= EXERCISE TASK =
Transcribe every line of the listing below without any deviation.
- - - - -
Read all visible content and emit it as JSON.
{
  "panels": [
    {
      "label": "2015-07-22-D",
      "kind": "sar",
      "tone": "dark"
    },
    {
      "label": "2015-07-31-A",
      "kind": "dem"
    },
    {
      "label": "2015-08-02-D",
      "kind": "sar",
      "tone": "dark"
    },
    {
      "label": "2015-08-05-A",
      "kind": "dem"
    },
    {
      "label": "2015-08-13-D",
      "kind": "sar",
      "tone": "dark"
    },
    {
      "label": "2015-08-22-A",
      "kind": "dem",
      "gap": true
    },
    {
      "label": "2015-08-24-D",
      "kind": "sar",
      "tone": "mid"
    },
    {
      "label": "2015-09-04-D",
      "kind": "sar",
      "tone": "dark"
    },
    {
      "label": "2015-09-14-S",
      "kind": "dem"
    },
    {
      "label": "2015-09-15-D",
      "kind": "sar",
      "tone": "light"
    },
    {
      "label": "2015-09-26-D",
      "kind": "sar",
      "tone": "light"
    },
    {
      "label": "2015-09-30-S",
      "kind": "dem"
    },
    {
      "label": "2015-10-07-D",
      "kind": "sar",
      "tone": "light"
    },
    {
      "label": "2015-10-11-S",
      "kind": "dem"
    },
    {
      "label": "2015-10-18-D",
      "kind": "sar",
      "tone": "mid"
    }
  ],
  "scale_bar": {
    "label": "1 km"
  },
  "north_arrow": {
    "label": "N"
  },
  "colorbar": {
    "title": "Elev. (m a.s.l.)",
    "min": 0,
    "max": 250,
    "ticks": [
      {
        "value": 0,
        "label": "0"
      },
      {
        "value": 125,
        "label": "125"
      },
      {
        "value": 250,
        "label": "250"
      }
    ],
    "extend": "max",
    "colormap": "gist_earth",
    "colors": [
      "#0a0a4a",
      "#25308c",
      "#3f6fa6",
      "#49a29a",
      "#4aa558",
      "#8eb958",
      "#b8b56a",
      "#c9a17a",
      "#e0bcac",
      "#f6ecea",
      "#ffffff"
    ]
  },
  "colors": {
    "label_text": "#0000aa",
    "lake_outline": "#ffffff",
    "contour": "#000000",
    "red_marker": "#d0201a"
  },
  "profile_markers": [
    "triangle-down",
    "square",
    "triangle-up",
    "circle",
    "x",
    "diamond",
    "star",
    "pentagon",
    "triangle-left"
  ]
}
- - - - -
= THE ANSWER =
Read all visible content and emit it as JSON.
{
  "panels": [
    {
      "label": "2015-07-22-D",
      "kind": "sar",
      "tone": "dark"
    },
    {
      "label": "2015-07-31-A",
      "kind": "dem"
    },
    {
      "label": "2015-08-02-D",
      "kind": "sar",
      "tone": "dark"
    },
    {
      "label": "2015-08-05-A",
      "kind": "dem"
    },
    {
      "label": "2015-08-13-D",
      "kind": "sar",
      "tone": "dark"
    },
    {
      "label": "2015-08-22-A",
      "kind": "dem",
      "gap": true
    },
    {
      "label": "2015-08-24-D",
      "kind": "sar",
      "tone": "mid"
    },
    {
      "label": "2015-09-04-D",
      "kind": "sar",
      "tone": "dark"
    },
    {
      "label": "2015-09-14-S",
      "kind": "dem"
    },
    {
      "label": "2015-09-15-D",
      "kind": "sar",
      "tone": "light"
    },
    {
      "label": "2015-09-26-D",
      "kind": "sar",
      "tone": "light"
    },
    {
      "label": "2015-09-30-S",
      "kind": "dem"
    },
    {
      "label": "2015-10-07-D",
      "kind": "sar",
      "tone": "light"
    },
    {
      "label": "2015-10-11-S",
      "kind": "dem"
    },
    {
      "label": "2015-10-18-D",
      "kind": "sar",
      "tone": "mid"
    }
  ],
  "scale_bar": {
    "label": "1 km"
  },
  "north_arrow": {
    "label": "N"
  },
  "colorbar": {
    "title": "Elev. (m a.s.l.)",
    "min": 0,
    "max": 250,
    "ticks": [
      {
        "value": 0,
        "label": "0"
      },
      {
        "value": 125,
        "label": "125"
      },
      {
        "value": 250,
        "label": "250"
      }
    ],
    "extend": "max",
    "colormap": "gist_earth",
    "colors": [
      "#0a0a4a",
      "#25308c",
      "#3f6fa6",
      "#49a29a",
      "#4aa558",
      "#8eb958",
      "#b8b56a",
      "#c9a17a",
      "#e0bcac",
      "#f6ecea",
      "#ffffff"
    ]
  },
  "colors": {
    "label_text": "#0000aa",
    "lake_outline": "#ffffff",
    "contour": "#000000",
    "red_marker": "#d0201a"
  },
  "profile_markers": [
    "triangle-down",
    "square",
    "triangle-up",
    "circle",
    "x",
    "diamond",
    "star",
    "pentagon",
    "triangle-left"
  ]
}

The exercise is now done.